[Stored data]

%%

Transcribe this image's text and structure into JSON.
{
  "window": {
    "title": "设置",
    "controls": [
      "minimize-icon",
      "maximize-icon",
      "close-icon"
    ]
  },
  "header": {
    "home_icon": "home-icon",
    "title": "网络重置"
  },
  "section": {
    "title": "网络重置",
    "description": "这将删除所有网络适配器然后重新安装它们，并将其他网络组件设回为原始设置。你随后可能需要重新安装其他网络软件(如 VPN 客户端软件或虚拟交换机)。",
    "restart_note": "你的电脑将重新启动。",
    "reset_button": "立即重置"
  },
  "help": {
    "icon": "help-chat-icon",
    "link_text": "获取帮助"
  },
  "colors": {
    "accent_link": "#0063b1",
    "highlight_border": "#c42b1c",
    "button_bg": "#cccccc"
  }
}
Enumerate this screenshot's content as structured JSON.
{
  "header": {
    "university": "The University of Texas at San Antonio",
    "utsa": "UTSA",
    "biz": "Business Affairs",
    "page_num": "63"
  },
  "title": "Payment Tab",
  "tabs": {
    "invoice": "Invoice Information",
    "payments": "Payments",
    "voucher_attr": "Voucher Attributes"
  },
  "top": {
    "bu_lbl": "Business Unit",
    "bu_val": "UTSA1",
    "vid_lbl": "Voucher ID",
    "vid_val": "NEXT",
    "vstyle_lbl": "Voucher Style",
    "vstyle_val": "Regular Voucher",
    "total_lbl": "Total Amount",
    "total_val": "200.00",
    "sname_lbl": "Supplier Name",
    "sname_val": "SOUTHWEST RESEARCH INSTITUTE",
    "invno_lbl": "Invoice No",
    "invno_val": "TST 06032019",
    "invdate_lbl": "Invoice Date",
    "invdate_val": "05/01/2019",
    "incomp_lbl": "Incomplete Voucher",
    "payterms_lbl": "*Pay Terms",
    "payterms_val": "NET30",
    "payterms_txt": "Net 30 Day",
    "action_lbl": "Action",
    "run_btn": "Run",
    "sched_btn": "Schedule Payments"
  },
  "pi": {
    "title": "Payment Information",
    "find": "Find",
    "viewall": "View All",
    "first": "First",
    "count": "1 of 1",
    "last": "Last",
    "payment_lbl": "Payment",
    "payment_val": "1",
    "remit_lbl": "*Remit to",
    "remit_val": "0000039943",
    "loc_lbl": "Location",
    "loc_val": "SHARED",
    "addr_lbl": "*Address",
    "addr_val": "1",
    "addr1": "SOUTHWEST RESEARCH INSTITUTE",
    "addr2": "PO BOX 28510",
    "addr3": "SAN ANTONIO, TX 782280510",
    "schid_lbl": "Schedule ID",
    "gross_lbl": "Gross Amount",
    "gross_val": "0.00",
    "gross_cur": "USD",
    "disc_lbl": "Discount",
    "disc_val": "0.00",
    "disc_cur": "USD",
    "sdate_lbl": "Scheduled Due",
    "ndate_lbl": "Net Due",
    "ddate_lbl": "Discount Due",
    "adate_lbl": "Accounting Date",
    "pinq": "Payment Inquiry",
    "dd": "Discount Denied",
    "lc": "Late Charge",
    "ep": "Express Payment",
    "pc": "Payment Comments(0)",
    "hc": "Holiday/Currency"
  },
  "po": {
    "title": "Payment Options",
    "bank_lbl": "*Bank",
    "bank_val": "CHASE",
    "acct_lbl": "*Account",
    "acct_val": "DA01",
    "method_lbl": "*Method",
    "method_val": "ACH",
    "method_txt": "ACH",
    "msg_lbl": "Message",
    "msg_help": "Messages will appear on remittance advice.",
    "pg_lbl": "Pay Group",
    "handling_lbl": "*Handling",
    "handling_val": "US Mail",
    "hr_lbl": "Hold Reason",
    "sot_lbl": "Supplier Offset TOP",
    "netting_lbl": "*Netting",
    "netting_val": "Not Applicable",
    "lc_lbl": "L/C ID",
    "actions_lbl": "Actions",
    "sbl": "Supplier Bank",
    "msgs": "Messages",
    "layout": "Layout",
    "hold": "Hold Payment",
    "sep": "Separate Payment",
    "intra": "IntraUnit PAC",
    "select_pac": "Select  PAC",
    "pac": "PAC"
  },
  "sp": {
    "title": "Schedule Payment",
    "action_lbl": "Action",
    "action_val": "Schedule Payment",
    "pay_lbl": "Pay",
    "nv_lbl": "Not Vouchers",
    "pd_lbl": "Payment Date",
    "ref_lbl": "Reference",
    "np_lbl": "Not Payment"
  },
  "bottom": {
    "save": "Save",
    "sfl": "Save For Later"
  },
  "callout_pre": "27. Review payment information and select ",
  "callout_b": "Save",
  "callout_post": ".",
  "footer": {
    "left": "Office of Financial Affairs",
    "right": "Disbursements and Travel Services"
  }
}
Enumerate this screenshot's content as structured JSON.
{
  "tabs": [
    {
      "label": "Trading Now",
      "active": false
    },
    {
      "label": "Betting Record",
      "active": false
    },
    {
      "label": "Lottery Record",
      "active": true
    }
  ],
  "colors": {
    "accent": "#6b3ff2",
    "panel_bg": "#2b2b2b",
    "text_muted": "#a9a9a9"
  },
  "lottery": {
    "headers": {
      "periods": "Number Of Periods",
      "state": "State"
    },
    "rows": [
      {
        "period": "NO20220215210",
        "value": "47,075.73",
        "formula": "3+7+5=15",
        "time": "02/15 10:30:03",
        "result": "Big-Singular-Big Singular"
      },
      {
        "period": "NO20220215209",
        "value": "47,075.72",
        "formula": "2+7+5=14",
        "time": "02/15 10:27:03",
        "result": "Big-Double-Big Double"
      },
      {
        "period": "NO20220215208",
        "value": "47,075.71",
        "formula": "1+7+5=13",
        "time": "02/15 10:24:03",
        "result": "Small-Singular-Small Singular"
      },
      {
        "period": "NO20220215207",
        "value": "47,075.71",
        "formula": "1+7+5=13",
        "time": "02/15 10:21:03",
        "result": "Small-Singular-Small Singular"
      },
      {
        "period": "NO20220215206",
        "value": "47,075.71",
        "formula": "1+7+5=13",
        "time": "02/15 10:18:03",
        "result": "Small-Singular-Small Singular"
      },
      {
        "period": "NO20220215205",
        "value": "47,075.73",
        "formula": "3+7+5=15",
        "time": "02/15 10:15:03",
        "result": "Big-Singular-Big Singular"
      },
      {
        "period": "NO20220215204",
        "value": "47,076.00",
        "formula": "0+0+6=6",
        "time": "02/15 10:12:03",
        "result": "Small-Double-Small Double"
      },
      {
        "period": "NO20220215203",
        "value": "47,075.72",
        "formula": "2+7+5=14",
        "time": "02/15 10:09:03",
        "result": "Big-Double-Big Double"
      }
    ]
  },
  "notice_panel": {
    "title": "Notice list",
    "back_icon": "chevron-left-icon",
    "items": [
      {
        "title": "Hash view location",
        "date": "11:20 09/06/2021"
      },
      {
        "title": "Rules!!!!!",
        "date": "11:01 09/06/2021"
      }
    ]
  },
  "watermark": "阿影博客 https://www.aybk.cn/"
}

%%

### Stated goal
Search the records above for "Invoice". Copy each line where it is found.

### Exercise output
    "invoice": "Invoice Information",
    "invno_lbl": "Invoice No",
    "invdate_lbl": "Invoice Date",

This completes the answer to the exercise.